Challenge =
Reproduce, unchanged, the lines below that begin with the line containing "calendar-cell-empty: . xyxy=(130,106,236,196)" and end with the line containing "calendar-cell: 14Sunrise: 7:15", including both of those lines.

Stored data:
■ ■ ■ ■
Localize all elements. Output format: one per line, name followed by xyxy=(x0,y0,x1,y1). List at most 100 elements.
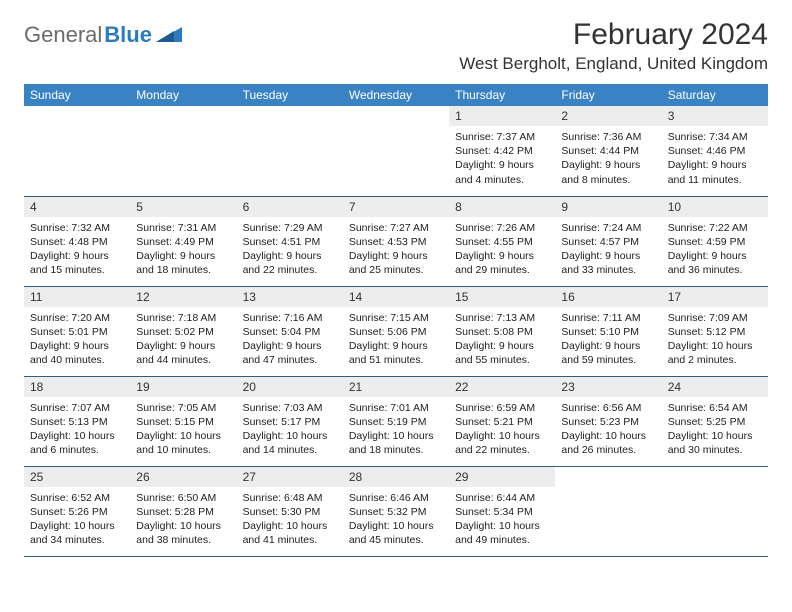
calendar-cell-empty: . xyxy=(130,106,236,196)
day-details: Sunrise: 7:01 AMSunset: 5:19 PMDaylight:… xyxy=(343,397,449,464)
day-number: 15 xyxy=(449,287,555,307)
day-details: Sunrise: 7:09 AMSunset: 5:12 PMDaylight:… xyxy=(662,307,768,374)
day-number: 4 xyxy=(24,197,130,217)
day-details: Sunrise: 6:59 AMSunset: 5:21 PMDaylight:… xyxy=(449,397,555,464)
header-row: GeneralBlue February 2024 West Bergholt,… xyxy=(24,18,768,74)
day-number: 25 xyxy=(24,467,130,487)
day-details: Sunrise: 7:18 AMSunset: 5:02 PMDaylight:… xyxy=(130,307,236,374)
day-number: 12 xyxy=(130,287,236,307)
calendar-cell: 19Sunrise: 7:05 AMSunset: 5:15 PMDayligh… xyxy=(130,376,236,466)
day-details: Sunrise: 7:16 AMSunset: 5:04 PMDaylight:… xyxy=(237,307,343,374)
day-number: 2 xyxy=(555,106,661,126)
calendar-cell-empty: . xyxy=(24,106,130,196)
calendar-cell: 14Sunrise: 7:15 AMSunset: 5:06 PMDayligh… xyxy=(343,286,449,376)
day-details: Sunrise: 7:05 AMSunset: 5:15 PMDaylight:… xyxy=(130,397,236,464)
day-number: 27 xyxy=(237,467,343,487)
calendar-cell: 21Sunrise: 7:01 AMSunset: 5:19 PMDayligh… xyxy=(343,376,449,466)
day-details: Sunrise: 7:20 AMSunset: 5:01 PMDaylight:… xyxy=(24,307,130,374)
day-number: 23 xyxy=(555,377,661,397)
day-number: 11 xyxy=(24,287,130,307)
weekday-header: Saturday xyxy=(662,84,768,106)
calendar-cell: 10Sunrise: 7:22 AMSunset: 4:59 PMDayligh… xyxy=(662,196,768,286)
day-number: 18 xyxy=(24,377,130,397)
calendar-cell: 8Sunrise: 7:26 AMSunset: 4:55 PMDaylight… xyxy=(449,196,555,286)
weekday-header: Friday xyxy=(555,84,661,106)
calendar-cell: 3Sunrise: 7:34 AMSunset: 4:46 PMDaylight… xyxy=(662,106,768,196)
day-details: Sunrise: 7:37 AMSunset: 4:42 PMDaylight:… xyxy=(449,126,555,193)
day-number: 8 xyxy=(449,197,555,217)
calendar-row: 4Sunrise: 7:32 AMSunset: 4:48 PMDaylight… xyxy=(24,196,768,286)
day-details: Sunrise: 6:44 AMSunset: 5:34 PMDaylight:… xyxy=(449,487,555,554)
calendar-cell: 5Sunrise: 7:31 AMSunset: 4:49 PMDaylight… xyxy=(130,196,236,286)
day-details: Sunrise: 7:27 AMSunset: 4:53 PMDaylight:… xyxy=(343,217,449,284)
day-details: Sunrise: 7:36 AMSunset: 4:44 PMDaylight:… xyxy=(555,126,661,193)
day-details: Sunrise: 6:56 AMSunset: 5:23 PMDaylight:… xyxy=(555,397,661,464)
day-details: Sunrise: 6:48 AMSunset: 5:30 PMDaylight:… xyxy=(237,487,343,554)
day-number: 24 xyxy=(662,377,768,397)
calendar-cell: 23Sunrise: 6:56 AMSunset: 5:23 PMDayligh… xyxy=(555,376,661,466)
day-details: Sunrise: 7:31 AMSunset: 4:49 PMDaylight:… xyxy=(130,217,236,284)
calendar-cell: 15Sunrise: 7:13 AMSunset: 5:08 PMDayligh… xyxy=(449,286,555,376)
calendar-cell: 1Sunrise: 7:37 AMSunset: 4:42 PMDaylight… xyxy=(449,106,555,196)
calendar-cell: 2Sunrise: 7:36 AMSunset: 4:44 PMDaylight… xyxy=(555,106,661,196)
calendar-cell-empty: . xyxy=(237,106,343,196)
month-title: February 2024 xyxy=(459,18,768,52)
day-number: 13 xyxy=(237,287,343,307)
day-details: Sunrise: 7:11 AMSunset: 5:10 PMDaylight:… xyxy=(555,307,661,374)
calendar-cell: 7Sunrise: 7:27 AMSunset: 4:53 PMDaylight… xyxy=(343,196,449,286)
day-number: 28 xyxy=(343,467,449,487)
day-details: Sunrise: 7:15 AMSunset: 5:06 PMDaylight:… xyxy=(343,307,449,374)
day-number: 6 xyxy=(237,197,343,217)
day-details: Sunrise: 7:13 AMSunset: 5:08 PMDaylight:… xyxy=(449,307,555,374)
day-details: Sunrise: 7:29 AMSunset: 4:51 PMDaylight:… xyxy=(237,217,343,284)
title-block: February 2024 West Bergholt, England, Un… xyxy=(459,18,768,74)
day-details: Sunrise: 7:22 AMSunset: 4:59 PMDaylight:… xyxy=(662,217,768,284)
calendar-cell: 25Sunrise: 6:52 AMSunset: 5:26 PMDayligh… xyxy=(24,466,130,556)
day-details: Sunrise: 6:52 AMSunset: 5:26 PMDaylight:… xyxy=(24,487,130,554)
day-details: Sunrise: 6:54 AMSunset: 5:25 PMDaylight:… xyxy=(662,397,768,464)
calendar-cell-empty: . xyxy=(555,466,661,556)
day-number: 9 xyxy=(555,197,661,217)
day-number: 3 xyxy=(662,106,768,126)
calendar-cell: 11Sunrise: 7:20 AMSunset: 5:01 PMDayligh… xyxy=(24,286,130,376)
calendar-table: SundayMondayTuesdayWednesdayThursdayFrid… xyxy=(24,84,768,557)
weekday-header: Thursday xyxy=(449,84,555,106)
weekday-header: Sunday xyxy=(24,84,130,106)
calendar-cell: 27Sunrise: 6:48 AMSunset: 5:30 PMDayligh… xyxy=(237,466,343,556)
logo-text-blue: Blue xyxy=(104,22,152,48)
calendar-cell: 17Sunrise: 7:09 AMSunset: 5:12 PMDayligh… xyxy=(662,286,768,376)
day-details: Sunrise: 7:26 AMSunset: 4:55 PMDaylight:… xyxy=(449,217,555,284)
day-number: 16 xyxy=(555,287,661,307)
calendar-cell-empty: . xyxy=(662,466,768,556)
calendar-cell: 24Sunrise: 6:54 AMSunset: 5:25 PMDayligh… xyxy=(662,376,768,466)
day-number: 10 xyxy=(662,197,768,217)
day-number: 20 xyxy=(237,377,343,397)
calendar-cell: 6Sunrise: 7:29 AMSunset: 4:51 PMDaylight… xyxy=(237,196,343,286)
day-details: Sunrise: 7:07 AMSunset: 5:13 PMDaylight:… xyxy=(24,397,130,464)
calendar-cell: 20Sunrise: 7:03 AMSunset: 5:17 PMDayligh… xyxy=(237,376,343,466)
day-number: 17 xyxy=(662,287,768,307)
calendar-row: 25Sunrise: 6:52 AMSunset: 5:26 PMDayligh… xyxy=(24,466,768,556)
calendar-cell: 29Sunrise: 6:44 AMSunset: 5:34 PMDayligh… xyxy=(449,466,555,556)
day-number: 19 xyxy=(130,377,236,397)
location: West Bergholt, England, United Kingdom xyxy=(459,54,768,74)
calendar-body: .... 1Sunrise: 7:37 AMSunset: 4:42 PMDayl… xyxy=(24,106,768,556)
calendar-page: GeneralBlue February 2024 West Bergholt,… xyxy=(0,0,792,575)
calendar-cell: 9Sunrise: 7:24 AMSunset: 4:57 PMDaylight… xyxy=(555,196,661,286)
calendar-cell: 16Sunrise: 7:11 AMSunset: 5:10 PMDayligh… xyxy=(555,286,661,376)
day-details: Sunrise: 6:46 AMSunset: 5:32 PMDaylight:… xyxy=(343,487,449,554)
weekday-header: Tuesday xyxy=(237,84,343,106)
day-number: 26 xyxy=(130,467,236,487)
day-details: Sunrise: 7:34 AMSunset: 4:46 PMDaylight:… xyxy=(662,126,768,193)
day-number: 21 xyxy=(343,377,449,397)
logo-triangle-icon xyxy=(156,24,182,47)
calendar-header: SundayMondayTuesdayWednesdayThursdayFrid… xyxy=(24,84,768,106)
calendar-cell: 12Sunrise: 7:18 AMSunset: 5:02 PMDayligh… xyxy=(130,286,236,376)
logo: GeneralBlue xyxy=(24,22,182,48)
logo-text-general: General xyxy=(24,22,102,48)
calendar-cell: 18Sunrise: 7:07 AMSunset: 5:13 PMDayligh… xyxy=(24,376,130,466)
calendar-cell: 4Sunrise: 7:32 AMSunset: 4:48 PMDaylight… xyxy=(24,196,130,286)
calendar-cell: 28Sunrise: 6:46 AMSunset: 5:32 PMDayligh… xyxy=(343,466,449,556)
weekday-header: Wednesday xyxy=(343,84,449,106)
day-number: 5 xyxy=(130,197,236,217)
■ ■ ■ ■
Solution below =
calendar-cell-empty: . xyxy=(130,106,236,196)
day-details: Sunrise: 7:01 AMSunset: 5:19 PMDaylight:… xyxy=(343,397,449,464)
day-number: 15 xyxy=(449,287,555,307)
day-details: Sunrise: 7:09 AMSunset: 5:12 PMDaylight:… xyxy=(662,307,768,374)
day-number: 4 xyxy=(24,197,130,217)
day-details: Sunrise: 6:59 AMSunset: 5:21 PMDaylight:… xyxy=(449,397,555,464)
header-row: GeneralBlue February 2024 West Bergholt,… xyxy=(24,18,768,74)
day-number: 25 xyxy=(24,467,130,487)
day-details: Sunrise: 7:18 AMSunset: 5:02 PMDaylight:… xyxy=(130,307,236,374)
day-number: 12 xyxy=(130,287,236,307)
calendar-cell: 19Sunrise: 7:05 AMSunset: 5:15 PMDayligh… xyxy=(130,376,236,466)
day-details: Sunrise: 7:16 AMSunset: 5:04 PMDaylight:… xyxy=(237,307,343,374)
day-number: 2 xyxy=(555,106,661,126)
calendar-cell-empty: . xyxy=(24,106,130,196)
calendar-cell: 14Sunrise: 7:15 AMSunset: 5:06 PMDayligh… xyxy=(343,286,449,376)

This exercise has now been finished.